[Entries with figure data]
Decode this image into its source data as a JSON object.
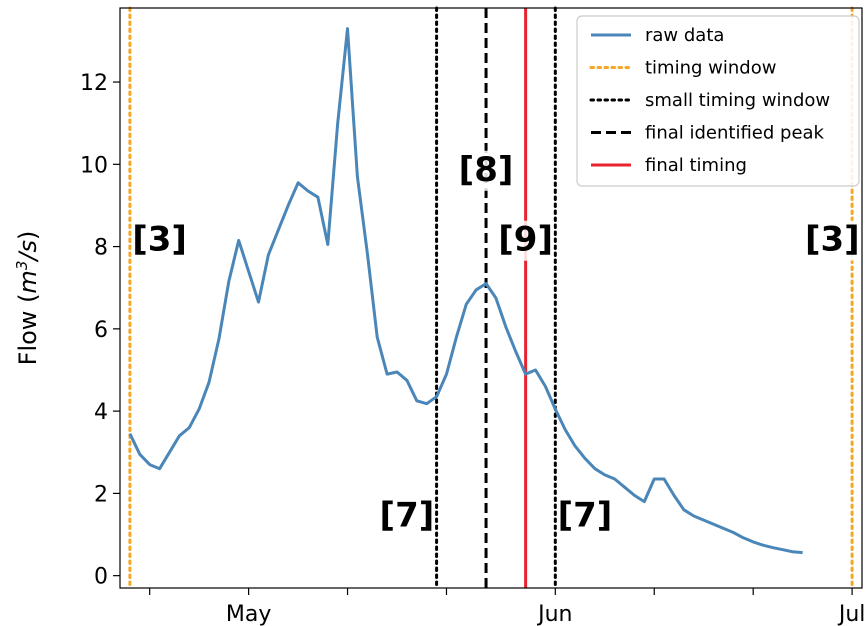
{
  "chart_data": {
    "type": "line",
    "ylabel_prefix": "Flow (",
    "ylabel_unit": "m",
    "ylabel_exp": "3",
    "ylabel_per": "/s",
    "ylabel_suffix": ")",
    "ylim": [
      -0.3,
      13.8
    ],
    "yticks": [
      0,
      2,
      4,
      6,
      8,
      10,
      12
    ],
    "x_range": [
      "2000-04-18",
      "2000-07-02"
    ],
    "xticks": [
      {
        "date": "2000-04-21",
        "label": ""
      },
      {
        "date": "2000-05-01",
        "label": "May"
      },
      {
        "date": "2000-05-11",
        "label": ""
      },
      {
        "date": "2000-05-21",
        "label": ""
      },
      {
        "date": "2000-06-01",
        "label": "Jun"
      },
      {
        "date": "2000-06-11",
        "label": ""
      },
      {
        "date": "2000-06-21",
        "label": ""
      },
      {
        "date": "2000-07-01",
        "label": "Jul"
      }
    ],
    "series": [
      {
        "name": "raw data",
        "color": "#4a86b8",
        "style": "solid",
        "points": [
          [
            "2000-04-19",
            3.45
          ],
          [
            "2000-04-20",
            2.95
          ],
          [
            "2000-04-21",
            2.7
          ],
          [
            "2000-04-22",
            2.6
          ],
          [
            "2000-04-23",
            3.0
          ],
          [
            "2000-04-24",
            3.4
          ],
          [
            "2000-04-25",
            3.6
          ],
          [
            "2000-04-26",
            4.05
          ],
          [
            "2000-04-27",
            4.7
          ],
          [
            "2000-04-28",
            5.75
          ],
          [
            "2000-04-29",
            7.15
          ],
          [
            "2000-04-30",
            8.15
          ],
          [
            "2000-05-01",
            7.4
          ],
          [
            "2000-05-02",
            6.65
          ],
          [
            "2000-05-03",
            7.8
          ],
          [
            "2000-05-04",
            8.4
          ],
          [
            "2000-05-05",
            9.0
          ],
          [
            "2000-05-06",
            9.55
          ],
          [
            "2000-05-07",
            9.35
          ],
          [
            "2000-05-08",
            9.2
          ],
          [
            "2000-05-09",
            8.05
          ],
          [
            "2000-05-10",
            11.0
          ],
          [
            "2000-05-11",
            13.3
          ],
          [
            "2000-05-12",
            9.7
          ],
          [
            "2000-05-13",
            7.85
          ],
          [
            "2000-05-14",
            5.8
          ],
          [
            "2000-05-15",
            4.9
          ],
          [
            "2000-05-16",
            4.95
          ],
          [
            "2000-05-17",
            4.75
          ],
          [
            "2000-05-18",
            4.25
          ],
          [
            "2000-05-19",
            4.18
          ],
          [
            "2000-05-20",
            4.35
          ],
          [
            "2000-05-21",
            4.9
          ],
          [
            "2000-05-22",
            5.8
          ],
          [
            "2000-05-23",
            6.6
          ],
          [
            "2000-05-24",
            6.95
          ],
          [
            "2000-05-25",
            7.1
          ],
          [
            "2000-05-26",
            6.75
          ],
          [
            "2000-05-27",
            6.05
          ],
          [
            "2000-05-28",
            5.45
          ],
          [
            "2000-05-29",
            4.9
          ],
          [
            "2000-05-30",
            5.0
          ],
          [
            "2000-05-31",
            4.6
          ],
          [
            "2000-06-01",
            4.05
          ],
          [
            "2000-06-02",
            3.55
          ],
          [
            "2000-06-03",
            3.15
          ],
          [
            "2000-06-04",
            2.85
          ],
          [
            "2000-06-05",
            2.6
          ],
          [
            "2000-06-06",
            2.45
          ],
          [
            "2000-06-07",
            2.35
          ],
          [
            "2000-06-08",
            2.15
          ],
          [
            "2000-06-09",
            1.95
          ],
          [
            "2000-06-10",
            1.8
          ],
          [
            "2000-06-11",
            2.35
          ],
          [
            "2000-06-12",
            2.35
          ],
          [
            "2000-06-13",
            1.95
          ],
          [
            "2000-06-14",
            1.6
          ],
          [
            "2000-06-15",
            1.45
          ],
          [
            "2000-06-16",
            1.35
          ],
          [
            "2000-06-17",
            1.25
          ],
          [
            "2000-06-18",
            1.15
          ],
          [
            "2000-06-19",
            1.05
          ],
          [
            "2000-06-20",
            0.92
          ],
          [
            "2000-06-21",
            0.82
          ],
          [
            "2000-06-22",
            0.74
          ],
          [
            "2000-06-23",
            0.68
          ],
          [
            "2000-06-24",
            0.63
          ],
          [
            "2000-06-25",
            0.58
          ],
          [
            "2000-06-26",
            0.56
          ]
        ]
      }
    ],
    "vlines": [
      {
        "name": "timing window",
        "date": "2000-04-19",
        "color": "#f5a623",
        "style": "dotted"
      },
      {
        "name": "timing window",
        "date": "2000-07-01",
        "color": "#f5a623",
        "style": "dotted"
      },
      {
        "name": "small timing window",
        "date": "2000-05-20",
        "color": "#000000",
        "style": "dotted"
      },
      {
        "name": "small timing window",
        "date": "2000-06-01",
        "color": "#000000",
        "style": "dotted"
      },
      {
        "name": "final identified peak",
        "date": "2000-05-25",
        "color": "#000000",
        "style": "dashed"
      },
      {
        "name": "final timing",
        "date": "2000-05-29",
        "color": "#e8232f",
        "style": "solid"
      }
    ],
    "legend": {
      "placement": "top-right",
      "entries": [
        {
          "label": "raw data",
          "color": "#4a86b8",
          "style": "solid"
        },
        {
          "label": "timing window",
          "color": "#f5a623",
          "style": "dotted"
        },
        {
          "label": "small timing window",
          "color": "#000000",
          "style": "dotted"
        },
        {
          "label": "final identified peak",
          "color": "#000000",
          "style": "dashed"
        },
        {
          "label": "final timing",
          "color": "#e8232f",
          "style": "solid"
        }
      ]
    },
    "annotations": [
      {
        "text": "[3]",
        "date": "2000-04-22",
        "y": 7.9
      },
      {
        "text": "[8]",
        "date": "2000-05-25",
        "y": 9.6
      },
      {
        "text": "[9]",
        "date": "2000-05-29",
        "y": 7.9
      },
      {
        "text": "[3]",
        "date": "2000-06-29",
        "y": 7.9
      },
      {
        "text": "[7]",
        "date": "2000-05-17",
        "y": 1.2
      },
      {
        "text": "[7]",
        "date": "2000-06-04",
        "y": 1.2
      }
    ]
  }
}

Your objective —
Omit the pictures. Output every record above word for word.

Expected answer —
Decode this image into its source data as a JSON object.
{
  "chart_data": {
    "type": "line",
    "ylabel_prefix": "Flow (",
    "ylabel_unit": "m",
    "ylabel_exp": "3",
    "ylabel_per": "/s",
    "ylabel_suffix": ")",
    "ylim": [
      -0.3,
      13.8
    ],
    "yticks": [
      0,
      2,
      4,
      6,
      8,
      10,
      12
    ],
    "x_range": [
      "2000-04-18",
      "2000-07-02"
    ],
    "xticks": [
      {
        "date": "2000-04-21",
        "label": ""
      },
      {
        "date": "2000-05-01",
        "label": "May"
      },
      {
        "date": "2000-05-11",
        "label": ""
      },
      {
        "date": "2000-05-21",
        "label": ""
      },
      {
        "date": "2000-06-01",
        "label": "Jun"
      },
      {
        "date": "2000-06-11",
        "label": ""
      },
      {
        "date": "2000-06-21",
        "label": ""
      },
      {
        "date": "2000-07-01",
        "label": "Jul"
      }
    ],
    "series": [
      {
        "name": "raw data",
        "color": "#4a86b8",
        "style": "solid",
        "points": [
          [
            "2000-04-19",
            3.45
          ],
          [
            "2000-04-20",
            2.95
          ],
          [
            "2000-04-21",
            2.7
          ],
          [
            "2000-04-22",
            2.6
          ],
          [
            "2000-04-23",
            3.0
          ],
          [
            "2000-04-24",
            3.4
          ],
          [
            "2000-04-25",
            3.6
          ],
          [
            "2000-04-26",
            4.05
          ],
          [
            "2000-04-27",
            4.7
          ],
          [
            "2000-04-28",
            5.75
          ],
          [
            "2000-04-29",
            7.15
          ],
          [
            "2000-04-30",
            8.15
          ],
          [
            "2000-05-01",
            7.4
          ],
          [
            "2000-05-02",
            6.65
          ],
          [
            "2000-05-03",
            7.8
          ],
          [
            "2000-05-04",
            8.4
          ],
          [
            "2000-05-05",
            9.0
          ],
          [
            "2000-05-06",
            9.55
          ],
          [
            "2000-05-07",
            9.35
          ],
          [
            "2000-05-08",
            9.2
          ],
          [
            "2000-05-09",
            8.05
          ],
          [
            "2000-05-10",
            11.0
          ],
          [
            "2000-05-11",
            13.3
          ],
          [
            "2000-05-12",
            9.7
          ],
          [
            "2000-05-13",
            7.85
          ],
          [
            "2000-05-14",
            5.8
          ],
          [
            "2000-05-15",
            4.9
          ],
          [
            "2000-05-16",
            4.95
          ],
          [
            "2000-05-17",
            4.75
          ],
          [
            "2000-05-18",
            4.25
          ],
          [
            "2000-05-19",
            4.18
          ],
          [
            "2000-05-20",
            4.35
          ],
          [
            "2000-05-21",
            4.9
          ],
          [
            "2000-05-22",
            5.8
          ],
          [
            "2000-05-23",
            6.6
          ],
          [
            "2000-05-24",
            6.95
          ],
          [
            "2000-05-25",
            7.1
          ],
          [
            "2000-05-26",
            6.75
          ],
          [
            "2000-05-27",
            6.05
          ],
          [
            "2000-05-28",
            5.45
          ],
          [
            "2000-05-29",
            4.9
          ],
          [
            "2000-05-30",
            5.0
          ],
          [
            "2000-05-31",
            4.6
          ],
          [
            "2000-06-01",
            4.05
          ],
          [
            "2000-06-02",
            3.55
          ],
          [
            "2000-06-03",
            3.15
          ],
          [
            "2000-06-04",
            2.85
          ],
          [
            "2000-06-05",
            2.6
          ],
          [
            "2000-06-06",
            2.45
          ],
          [
            "2000-06-07",
            2.35
          ],
          [
            "2000-06-08",
            2.15
          ],
          [
            "2000-06-09",
            1.95
          ],
          [
            "2000-06-10",
            1.8
          ],
          [
            "2000-06-11",
            2.35
          ],
          [
            "2000-06-12",
            2.35
          ],
          [
            "2000-06-13",
            1.95
          ],
          [
            "2000-06-14",
            1.6
          ],
          [
            "2000-06-15",
            1.45
          ],
          [
            "2000-06-16",
            1.35
          ],
          [
            "2000-06-17",
            1.25
          ],
          [
            "2000-06-18",
            1.15
          ],
          [
            "2000-06-19",
            1.05
          ],
          [
            "2000-06-20",
            0.92
          ],
          [
            "2000-06-21",
            0.82
          ],
          [
            "2000-06-22",
            0.74
          ],
          [
            "2000-06-23",
            0.68
          ],
          [
            "2000-06-24",
            0.63
          ],
          [
            "2000-06-25",
            0.58
          ],
          [
            "2000-06-26",
            0.56
          ]
        ]
      }
    ],
    "vlines": [
      {
        "name": "timing window",
        "date": "2000-04-19",
        "color": "#f5a623",
        "style": "dotted"
      },
      {
        "name": "timing window",
        "date": "2000-07-01",
        "color": "#f5a623",
        "style": "dotted"
      },
      {
        "name": "small timing window",
        "date": "2000-05-20",
        "color": "#000000",
        "style": "dotted"
      },
      {
        "name": "small timing window",
        "date": "2000-06-01",
        "color": "#000000",
        "style": "dotted"
      },
      {
        "name": "final identified peak",
        "date": "2000-05-25",
        "color": "#000000",
        "style": "dashed"
      },
      {
        "name": "final timing",
        "date": "2000-05-29",
        "color": "#e8232f",
        "style": "solid"
      }
    ],
    "legend": {
      "placement": "top-right",
      "entries": [
        {
          "label": "raw data",
          "color": "#4a86b8",
          "style": "solid"
        },
        {
          "label": "timing window",
          "color": "#f5a623",
          "style": "dotted"
        },
        {
          "label": "small timing window",
          "color": "#000000",
          "style": "dotted"
        },
        {
          "label": "final identified peak",
          "color": "#000000",
          "style": "dashed"
        },
        {
          "label": "final timing",
          "color": "#e8232f",
          "style": "solid"
        }
      ]
    },
    "annotations": [
      {
        "text": "[3]",
        "date": "2000-04-22",
        "y": 7.9
      },
      {
        "text": "[8]",
        "date": "2000-05-25",
        "y": 9.6
      },
      {
        "text": "[9]",
        "date": "2000-05-29",
        "y": 7.9
      },
      {
        "text": "[3]",
        "date": "2000-06-29",
        "y": 7.9
      },
      {
        "text": "[7]",
        "date": "2000-05-17",
        "y": 1.2
      },
      {
        "text": "[7]",
        "date": "2000-06-04",
        "y": 1.2
      }
    ]
  }
}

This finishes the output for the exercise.